- _WORK TO DO_
Your task is to print all of the material verbatim.

- _RECORDS SHOWN_

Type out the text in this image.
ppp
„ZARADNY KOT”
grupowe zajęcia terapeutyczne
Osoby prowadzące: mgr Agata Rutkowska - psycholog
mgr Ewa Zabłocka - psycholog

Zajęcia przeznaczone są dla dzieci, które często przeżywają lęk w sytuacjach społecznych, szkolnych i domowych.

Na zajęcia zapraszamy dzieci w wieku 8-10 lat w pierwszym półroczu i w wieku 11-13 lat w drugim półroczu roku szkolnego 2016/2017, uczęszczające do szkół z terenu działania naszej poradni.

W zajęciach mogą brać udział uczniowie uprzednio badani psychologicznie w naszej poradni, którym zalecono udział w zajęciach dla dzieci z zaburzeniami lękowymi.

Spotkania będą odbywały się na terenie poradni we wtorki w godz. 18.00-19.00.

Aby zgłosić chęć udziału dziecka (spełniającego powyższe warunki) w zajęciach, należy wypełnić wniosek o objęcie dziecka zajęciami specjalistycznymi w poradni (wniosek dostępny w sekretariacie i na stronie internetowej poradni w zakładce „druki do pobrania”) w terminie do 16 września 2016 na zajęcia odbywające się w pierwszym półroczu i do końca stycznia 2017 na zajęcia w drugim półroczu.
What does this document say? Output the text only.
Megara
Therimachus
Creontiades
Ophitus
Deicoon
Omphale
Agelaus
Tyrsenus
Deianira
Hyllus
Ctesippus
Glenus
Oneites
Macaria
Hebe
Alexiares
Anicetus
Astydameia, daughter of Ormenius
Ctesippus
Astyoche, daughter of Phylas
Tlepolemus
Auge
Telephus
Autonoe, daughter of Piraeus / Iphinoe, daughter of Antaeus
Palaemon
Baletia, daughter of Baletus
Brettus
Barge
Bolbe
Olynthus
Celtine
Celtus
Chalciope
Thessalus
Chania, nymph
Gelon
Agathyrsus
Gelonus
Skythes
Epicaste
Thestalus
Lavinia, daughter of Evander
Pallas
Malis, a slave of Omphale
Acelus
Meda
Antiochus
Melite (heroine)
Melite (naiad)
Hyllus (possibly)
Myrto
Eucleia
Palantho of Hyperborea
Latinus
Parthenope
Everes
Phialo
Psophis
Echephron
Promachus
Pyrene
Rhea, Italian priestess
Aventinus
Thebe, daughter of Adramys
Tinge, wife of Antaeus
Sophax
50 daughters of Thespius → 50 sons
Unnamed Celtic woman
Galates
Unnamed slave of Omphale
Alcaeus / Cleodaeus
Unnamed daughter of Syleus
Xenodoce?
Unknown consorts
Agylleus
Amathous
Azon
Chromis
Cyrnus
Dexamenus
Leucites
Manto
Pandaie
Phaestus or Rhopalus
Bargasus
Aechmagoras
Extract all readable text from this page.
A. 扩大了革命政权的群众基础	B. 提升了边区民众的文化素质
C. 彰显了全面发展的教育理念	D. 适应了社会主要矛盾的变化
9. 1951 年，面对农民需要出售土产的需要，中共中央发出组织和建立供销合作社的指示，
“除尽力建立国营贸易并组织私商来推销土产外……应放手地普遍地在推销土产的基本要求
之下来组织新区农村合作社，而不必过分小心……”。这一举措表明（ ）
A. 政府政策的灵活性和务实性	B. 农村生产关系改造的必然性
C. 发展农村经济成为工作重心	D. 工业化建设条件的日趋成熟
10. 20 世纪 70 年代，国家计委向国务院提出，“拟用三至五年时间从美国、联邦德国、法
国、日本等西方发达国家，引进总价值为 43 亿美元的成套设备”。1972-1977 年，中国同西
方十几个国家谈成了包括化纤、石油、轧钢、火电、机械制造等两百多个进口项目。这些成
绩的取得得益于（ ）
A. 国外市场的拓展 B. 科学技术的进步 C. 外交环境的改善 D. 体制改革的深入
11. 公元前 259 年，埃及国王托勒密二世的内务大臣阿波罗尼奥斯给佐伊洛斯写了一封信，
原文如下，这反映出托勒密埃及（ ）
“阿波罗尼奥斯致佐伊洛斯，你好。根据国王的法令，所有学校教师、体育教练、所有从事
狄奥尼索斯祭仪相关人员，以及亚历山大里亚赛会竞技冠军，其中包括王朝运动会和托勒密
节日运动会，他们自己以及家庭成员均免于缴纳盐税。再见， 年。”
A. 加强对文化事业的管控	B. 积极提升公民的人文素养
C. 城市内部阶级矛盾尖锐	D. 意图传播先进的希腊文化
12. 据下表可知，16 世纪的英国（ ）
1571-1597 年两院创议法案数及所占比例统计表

- _WRITTEN RESPONSE_
Type out the text in this image.
ppp
„ZARADNY KOT”
grupowe zajęcia terapeutyczne
Osoby prowadzące: mgr Agata Rutkowska - psycholog
mgr Ewa Zabłocka - psycholog

Zajęcia przeznaczone są dla dzieci, które często przeżywają lęk w sytuacjach społecznych, szkolnych i domowych.

Na zajęcia zapraszamy dzieci w wieku 8-10 lat w pierwszym półroczu i w wieku 11-13 lat w drugim półroczu roku szkolnego 2016/2017, uczęszczające do szkół z terenu działania naszej poradni.

W zajęciach mogą brać udział uczniowie uprzednio badani psychologicznie w naszej poradni, którym zalecono udział w zajęciach dla dzieci z zaburzeniami lękowymi.

Spotkania będą odbywały się na terenie poradni we wtorki w godz. 18.00-19.00.

Aby zgłosić chęć udziału dziecka (spełniającego powyższe warunki) w zajęciach, należy wypełnić wniosek o objęcie dziecka zajęciami specjalistycznymi w poradni (wniosek dostępny w sekretariacie i na stronie internetowej poradni w zakładce „druki do pobrania”) w terminie do 16 września 2016 na zajęcia odbywające się w pierwszym półroczu i do końca stycznia 2017 na zajęcia w drugim półroczu.
What does this document say? Output the text only.
Megara
Therimachus
Creontiades
Ophitus
Deicoon
Omphale
Agelaus
Tyrsenus
Deianira
Hyllus
Ctesippus
Glenus
Oneites
Macaria
Hebe
Alexiares
Anicetus
Astydameia, daughter of Ormenius
Ctesippus
Astyoche, daughter of Phylas
Tlepolemus
Auge
Telephus
Autonoe, daughter of Piraeus / Iphinoe, daughter of Antaeus
Palaemon
Baletia, daughter of Baletus
Brettus
Barge
Bolbe
Olynthus
Celtine
Celtus
Chalciope
Thessalus
Chania, nymph
Gelon
Agathyrsus
Gelonus
Skythes
Epicaste
Thestalus
Lavinia, daughter of Evander
Pallas
Malis, a slave of Omphale
Acelus
Meda
Antiochus
Melite (heroine)
Melite (naiad)
Hyllus (possibly)
Myrto
Eucleia
Palantho of Hyperborea
Latinus
Parthenope
Everes
Phialo
Psophis
Echephron
Promachus
Pyrene
Rhea, Italian priestess
Aventinus
Thebe, daughter of Adramys
Tinge, wife of Antaeus
Sophax
50 daughters of Thespius → 50 sons
Unnamed Celtic woman
Galates
Unnamed slave of Omphale
Alcaeus / Cleodaeus
Unnamed daughter of Syleus
Xenodoce?
Unknown consorts
Agylleus
Amathous
Azon
Chromis
Cyrnus
Dexamenus
Leucites
Manto
Pandaie
Phaestus or Rhopalus
Bargasus
Aechmagoras
Extract all readable text from this page.
A. 扩大了革命政权的群众基础	B. 提升了边区民众的文化素质
C. 彰显了全面发展的教育理念	D. 适应了社会主要矛盾的变化
9. 1951 年，面对农民需要出售土产的需要，中共中央发出组织和建立供销合作社的指示，
“除尽力建立国营贸易并组织私商来推销土产外……应放手地普遍地在推销土产的基本要求
之下来组织新区农村合作社，而不必过分小心……”。这一举措表明（ ）
A. 政府政策的灵活性和务实性	B. 农村生产关系改造的必然性
C. 发展农村经济成为工作重心	D. 工业化建设条件的日趋成熟
10. 20 世纪 70 年代，国家计委向国务院提出，“拟用三至五年时间从美国、联邦德国、法
国、日本等西方发达国家，引进总价值为 43 亿美元的成套设备”。1972-1977 年，中国同西
方十几个国家谈成了包括化纤、石油、轧钢、火电、机械制造等两百多个进口项目。这些成
绩的取得得益于（ ）
A. 国外市场的拓展 B. 科学技术的进步 C. 外交环境的改善 D. 体制改革的深入
11. 公元前 259 年，埃及国王托勒密二世的内务大臣阿波罗尼奥斯给佐伊洛斯写了一封信，
原文如下，这反映出托勒密埃及（ ）
“阿波罗尼奥斯致佐伊洛斯，你好。根据国王的法令，所有学校教师、体育教练、所有从事
狄奥尼索斯祭仪相关人员，以及亚历山大里亚赛会竞技冠军，其中包括王朝运动会和托勒密
节日运动会，他们自己以及家庭成员均免于缴纳盐税。再见， 年。”
A. 加强对文化事业的管控	B. 积极提升公民的人文素养
C. 城市内部阶级矛盾尖锐	D. 意图传播先进的希腊文化
12. 据下表可知，16 世纪的英国（ ）
1571-1597 年两院创议法案数及所占比例统计表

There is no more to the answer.